> **Brief**: Give the count of lines holding the string "focuses" and nothing else.

+++ Dataset content

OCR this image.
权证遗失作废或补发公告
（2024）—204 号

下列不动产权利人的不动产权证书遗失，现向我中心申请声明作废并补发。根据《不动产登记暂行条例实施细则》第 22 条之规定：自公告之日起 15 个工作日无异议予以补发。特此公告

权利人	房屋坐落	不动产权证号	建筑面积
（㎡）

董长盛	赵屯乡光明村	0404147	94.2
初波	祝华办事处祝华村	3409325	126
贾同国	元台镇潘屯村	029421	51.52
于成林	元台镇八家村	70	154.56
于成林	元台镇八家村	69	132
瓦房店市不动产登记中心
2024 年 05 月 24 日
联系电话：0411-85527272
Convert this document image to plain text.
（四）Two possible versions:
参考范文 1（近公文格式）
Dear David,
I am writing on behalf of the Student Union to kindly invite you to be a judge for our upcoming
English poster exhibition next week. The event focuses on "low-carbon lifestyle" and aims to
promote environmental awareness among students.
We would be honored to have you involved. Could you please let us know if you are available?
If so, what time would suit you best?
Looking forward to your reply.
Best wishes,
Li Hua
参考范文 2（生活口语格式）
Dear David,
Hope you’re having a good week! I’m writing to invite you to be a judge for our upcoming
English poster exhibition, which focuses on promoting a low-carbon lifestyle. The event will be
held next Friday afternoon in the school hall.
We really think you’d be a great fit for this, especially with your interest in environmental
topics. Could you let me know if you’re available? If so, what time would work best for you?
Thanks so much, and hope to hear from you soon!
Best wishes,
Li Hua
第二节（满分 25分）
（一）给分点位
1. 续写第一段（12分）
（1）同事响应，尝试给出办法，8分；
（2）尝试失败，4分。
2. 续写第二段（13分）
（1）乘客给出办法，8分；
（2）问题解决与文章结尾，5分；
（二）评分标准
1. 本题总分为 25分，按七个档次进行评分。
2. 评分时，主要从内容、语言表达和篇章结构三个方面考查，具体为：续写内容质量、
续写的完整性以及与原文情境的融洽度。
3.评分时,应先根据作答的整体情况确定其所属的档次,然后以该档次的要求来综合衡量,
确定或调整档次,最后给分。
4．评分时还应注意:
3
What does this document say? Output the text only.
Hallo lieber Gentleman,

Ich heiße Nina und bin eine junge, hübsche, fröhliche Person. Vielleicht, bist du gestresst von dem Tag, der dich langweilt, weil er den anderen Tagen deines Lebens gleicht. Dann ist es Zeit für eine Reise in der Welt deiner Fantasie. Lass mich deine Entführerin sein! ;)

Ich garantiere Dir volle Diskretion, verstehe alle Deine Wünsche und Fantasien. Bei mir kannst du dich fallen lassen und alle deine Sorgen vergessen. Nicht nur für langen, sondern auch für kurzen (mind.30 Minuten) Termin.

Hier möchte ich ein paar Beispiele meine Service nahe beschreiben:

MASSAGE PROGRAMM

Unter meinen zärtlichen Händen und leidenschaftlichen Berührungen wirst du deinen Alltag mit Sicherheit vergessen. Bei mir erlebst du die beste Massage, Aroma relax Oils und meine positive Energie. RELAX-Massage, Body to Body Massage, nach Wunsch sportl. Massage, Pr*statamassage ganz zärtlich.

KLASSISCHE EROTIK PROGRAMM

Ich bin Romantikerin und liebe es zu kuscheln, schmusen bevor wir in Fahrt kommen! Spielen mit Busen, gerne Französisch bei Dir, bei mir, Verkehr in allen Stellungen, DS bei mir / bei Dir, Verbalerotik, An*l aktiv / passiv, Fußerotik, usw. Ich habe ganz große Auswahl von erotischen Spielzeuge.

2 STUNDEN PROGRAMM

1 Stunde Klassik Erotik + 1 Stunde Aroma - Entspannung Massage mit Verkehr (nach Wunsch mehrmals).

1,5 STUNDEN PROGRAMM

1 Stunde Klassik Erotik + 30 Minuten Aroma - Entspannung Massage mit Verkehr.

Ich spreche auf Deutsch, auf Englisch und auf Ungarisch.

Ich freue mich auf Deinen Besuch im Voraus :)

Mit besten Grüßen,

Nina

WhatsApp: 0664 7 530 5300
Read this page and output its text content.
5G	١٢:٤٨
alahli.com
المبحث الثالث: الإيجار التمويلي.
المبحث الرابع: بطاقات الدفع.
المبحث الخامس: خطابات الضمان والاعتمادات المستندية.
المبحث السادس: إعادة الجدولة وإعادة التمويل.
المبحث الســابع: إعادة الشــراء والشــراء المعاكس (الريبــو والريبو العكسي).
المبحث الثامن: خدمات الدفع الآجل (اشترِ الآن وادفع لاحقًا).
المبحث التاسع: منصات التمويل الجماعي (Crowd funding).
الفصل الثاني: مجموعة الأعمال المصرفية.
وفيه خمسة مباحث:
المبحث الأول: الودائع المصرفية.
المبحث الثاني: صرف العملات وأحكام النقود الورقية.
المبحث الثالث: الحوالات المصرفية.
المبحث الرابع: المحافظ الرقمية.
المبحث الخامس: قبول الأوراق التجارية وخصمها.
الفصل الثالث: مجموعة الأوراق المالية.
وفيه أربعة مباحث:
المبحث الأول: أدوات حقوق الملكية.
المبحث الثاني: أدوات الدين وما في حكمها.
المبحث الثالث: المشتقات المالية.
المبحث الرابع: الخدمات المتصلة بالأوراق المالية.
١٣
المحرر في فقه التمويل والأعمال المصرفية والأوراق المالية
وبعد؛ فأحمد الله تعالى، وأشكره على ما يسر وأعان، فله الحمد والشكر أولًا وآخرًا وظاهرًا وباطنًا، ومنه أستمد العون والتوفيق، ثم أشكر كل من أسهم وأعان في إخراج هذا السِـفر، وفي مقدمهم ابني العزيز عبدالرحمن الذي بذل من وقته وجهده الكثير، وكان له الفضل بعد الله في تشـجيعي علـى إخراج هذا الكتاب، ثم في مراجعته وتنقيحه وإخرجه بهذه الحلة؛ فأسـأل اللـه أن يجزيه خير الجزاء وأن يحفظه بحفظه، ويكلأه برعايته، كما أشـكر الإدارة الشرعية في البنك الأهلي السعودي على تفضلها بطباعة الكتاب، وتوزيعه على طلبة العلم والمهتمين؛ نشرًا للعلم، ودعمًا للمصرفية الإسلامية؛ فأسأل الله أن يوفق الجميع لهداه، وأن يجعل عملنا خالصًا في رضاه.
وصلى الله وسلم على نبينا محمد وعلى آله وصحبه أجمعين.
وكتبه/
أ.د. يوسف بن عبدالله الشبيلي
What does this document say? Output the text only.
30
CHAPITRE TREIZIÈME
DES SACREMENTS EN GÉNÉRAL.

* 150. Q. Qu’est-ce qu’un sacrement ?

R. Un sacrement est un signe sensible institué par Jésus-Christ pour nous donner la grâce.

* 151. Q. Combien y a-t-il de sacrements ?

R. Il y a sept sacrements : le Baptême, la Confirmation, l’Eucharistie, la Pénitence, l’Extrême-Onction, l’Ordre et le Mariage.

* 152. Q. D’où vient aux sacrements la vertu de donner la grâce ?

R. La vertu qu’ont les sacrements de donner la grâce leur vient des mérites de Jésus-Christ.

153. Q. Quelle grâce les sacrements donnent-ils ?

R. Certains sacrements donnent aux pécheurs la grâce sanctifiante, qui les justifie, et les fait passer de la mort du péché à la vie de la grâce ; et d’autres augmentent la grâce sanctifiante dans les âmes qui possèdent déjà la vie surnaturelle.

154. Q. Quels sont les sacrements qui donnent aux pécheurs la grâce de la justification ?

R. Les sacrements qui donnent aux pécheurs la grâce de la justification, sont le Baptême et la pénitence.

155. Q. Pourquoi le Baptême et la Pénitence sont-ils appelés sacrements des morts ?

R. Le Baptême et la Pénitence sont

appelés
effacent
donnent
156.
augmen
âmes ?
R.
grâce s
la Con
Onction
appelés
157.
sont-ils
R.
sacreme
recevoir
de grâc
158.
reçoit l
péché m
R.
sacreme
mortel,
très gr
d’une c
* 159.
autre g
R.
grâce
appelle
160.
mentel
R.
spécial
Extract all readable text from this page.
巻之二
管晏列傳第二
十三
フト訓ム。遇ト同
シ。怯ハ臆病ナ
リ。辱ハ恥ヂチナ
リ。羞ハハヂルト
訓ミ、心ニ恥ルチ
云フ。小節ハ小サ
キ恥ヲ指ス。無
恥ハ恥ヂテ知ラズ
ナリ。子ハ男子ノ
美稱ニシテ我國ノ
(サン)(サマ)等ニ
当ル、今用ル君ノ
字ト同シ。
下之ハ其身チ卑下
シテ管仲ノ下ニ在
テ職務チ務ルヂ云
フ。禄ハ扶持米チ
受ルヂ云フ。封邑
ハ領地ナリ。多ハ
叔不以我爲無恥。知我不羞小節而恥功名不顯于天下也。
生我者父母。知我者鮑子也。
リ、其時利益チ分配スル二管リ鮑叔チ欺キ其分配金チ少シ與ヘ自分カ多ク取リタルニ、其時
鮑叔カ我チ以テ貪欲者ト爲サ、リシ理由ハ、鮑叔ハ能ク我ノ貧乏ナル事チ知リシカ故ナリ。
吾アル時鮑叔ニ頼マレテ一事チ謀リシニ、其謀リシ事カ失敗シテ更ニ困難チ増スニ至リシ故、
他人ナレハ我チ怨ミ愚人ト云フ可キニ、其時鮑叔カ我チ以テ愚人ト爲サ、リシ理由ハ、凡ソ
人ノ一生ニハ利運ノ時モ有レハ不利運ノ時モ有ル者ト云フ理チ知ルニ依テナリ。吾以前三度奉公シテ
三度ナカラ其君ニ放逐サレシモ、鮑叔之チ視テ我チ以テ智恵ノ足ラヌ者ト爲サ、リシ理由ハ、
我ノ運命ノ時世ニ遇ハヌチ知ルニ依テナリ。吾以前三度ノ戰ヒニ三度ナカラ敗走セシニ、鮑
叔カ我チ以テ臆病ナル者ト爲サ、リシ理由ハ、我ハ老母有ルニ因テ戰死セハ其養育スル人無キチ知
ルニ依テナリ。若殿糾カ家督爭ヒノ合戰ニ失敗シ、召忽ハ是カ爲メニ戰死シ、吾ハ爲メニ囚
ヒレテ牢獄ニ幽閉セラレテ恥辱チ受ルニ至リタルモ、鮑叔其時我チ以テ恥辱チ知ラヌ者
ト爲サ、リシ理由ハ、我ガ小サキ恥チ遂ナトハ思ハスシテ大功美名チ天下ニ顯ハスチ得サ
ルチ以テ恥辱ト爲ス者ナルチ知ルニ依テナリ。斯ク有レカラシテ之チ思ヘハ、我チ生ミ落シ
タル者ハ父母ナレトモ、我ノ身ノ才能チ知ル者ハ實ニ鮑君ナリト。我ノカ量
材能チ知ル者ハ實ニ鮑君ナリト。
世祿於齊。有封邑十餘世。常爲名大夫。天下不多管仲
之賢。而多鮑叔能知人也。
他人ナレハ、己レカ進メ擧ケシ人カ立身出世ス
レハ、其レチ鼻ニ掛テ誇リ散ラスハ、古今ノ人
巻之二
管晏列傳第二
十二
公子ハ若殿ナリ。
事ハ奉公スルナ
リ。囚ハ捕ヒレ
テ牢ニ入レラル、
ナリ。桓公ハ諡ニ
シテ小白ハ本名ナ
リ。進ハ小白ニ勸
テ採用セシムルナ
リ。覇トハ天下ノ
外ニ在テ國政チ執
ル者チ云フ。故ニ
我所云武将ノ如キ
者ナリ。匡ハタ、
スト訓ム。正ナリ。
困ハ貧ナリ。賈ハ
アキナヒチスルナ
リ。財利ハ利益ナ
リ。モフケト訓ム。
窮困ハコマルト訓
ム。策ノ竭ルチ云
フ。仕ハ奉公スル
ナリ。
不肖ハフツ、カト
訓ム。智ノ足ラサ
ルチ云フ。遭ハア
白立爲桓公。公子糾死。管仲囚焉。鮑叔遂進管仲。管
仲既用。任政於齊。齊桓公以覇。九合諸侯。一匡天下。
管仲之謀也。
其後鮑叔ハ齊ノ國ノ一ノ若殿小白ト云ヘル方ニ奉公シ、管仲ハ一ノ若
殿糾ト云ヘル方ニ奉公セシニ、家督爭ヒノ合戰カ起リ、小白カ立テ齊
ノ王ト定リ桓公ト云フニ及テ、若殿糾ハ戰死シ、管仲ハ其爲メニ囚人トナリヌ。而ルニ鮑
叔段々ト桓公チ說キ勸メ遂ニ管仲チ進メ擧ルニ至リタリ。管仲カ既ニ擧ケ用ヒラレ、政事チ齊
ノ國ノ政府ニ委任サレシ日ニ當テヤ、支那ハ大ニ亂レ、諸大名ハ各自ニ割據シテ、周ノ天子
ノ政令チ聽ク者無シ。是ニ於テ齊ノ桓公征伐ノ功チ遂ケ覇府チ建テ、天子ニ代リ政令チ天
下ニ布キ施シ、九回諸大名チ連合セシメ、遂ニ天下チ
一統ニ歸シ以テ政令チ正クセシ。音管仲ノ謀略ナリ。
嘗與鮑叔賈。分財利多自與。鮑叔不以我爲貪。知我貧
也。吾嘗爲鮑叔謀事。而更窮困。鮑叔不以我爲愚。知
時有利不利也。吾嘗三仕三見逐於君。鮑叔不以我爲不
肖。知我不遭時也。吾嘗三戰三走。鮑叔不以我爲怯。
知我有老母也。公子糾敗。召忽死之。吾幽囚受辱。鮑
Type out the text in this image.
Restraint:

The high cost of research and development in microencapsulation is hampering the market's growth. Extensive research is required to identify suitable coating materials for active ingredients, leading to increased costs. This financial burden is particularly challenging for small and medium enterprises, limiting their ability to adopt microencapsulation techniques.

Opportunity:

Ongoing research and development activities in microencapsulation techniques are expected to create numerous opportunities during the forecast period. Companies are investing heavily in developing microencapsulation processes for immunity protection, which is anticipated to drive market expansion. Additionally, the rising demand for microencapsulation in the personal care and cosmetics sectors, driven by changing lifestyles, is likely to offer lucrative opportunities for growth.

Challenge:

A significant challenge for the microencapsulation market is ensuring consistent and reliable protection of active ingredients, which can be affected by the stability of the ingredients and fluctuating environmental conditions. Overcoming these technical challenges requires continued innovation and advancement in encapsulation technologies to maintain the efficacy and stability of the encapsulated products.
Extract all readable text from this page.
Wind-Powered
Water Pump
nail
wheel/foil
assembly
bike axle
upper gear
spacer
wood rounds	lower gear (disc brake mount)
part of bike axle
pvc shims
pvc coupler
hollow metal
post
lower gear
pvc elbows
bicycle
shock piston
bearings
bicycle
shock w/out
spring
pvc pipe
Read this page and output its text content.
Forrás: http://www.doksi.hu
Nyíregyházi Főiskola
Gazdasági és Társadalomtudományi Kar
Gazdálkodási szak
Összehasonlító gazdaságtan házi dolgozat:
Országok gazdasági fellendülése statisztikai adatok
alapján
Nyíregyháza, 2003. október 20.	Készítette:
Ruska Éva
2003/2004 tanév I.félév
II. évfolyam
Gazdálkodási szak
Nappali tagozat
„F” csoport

++++++

> **Exercise output**: 2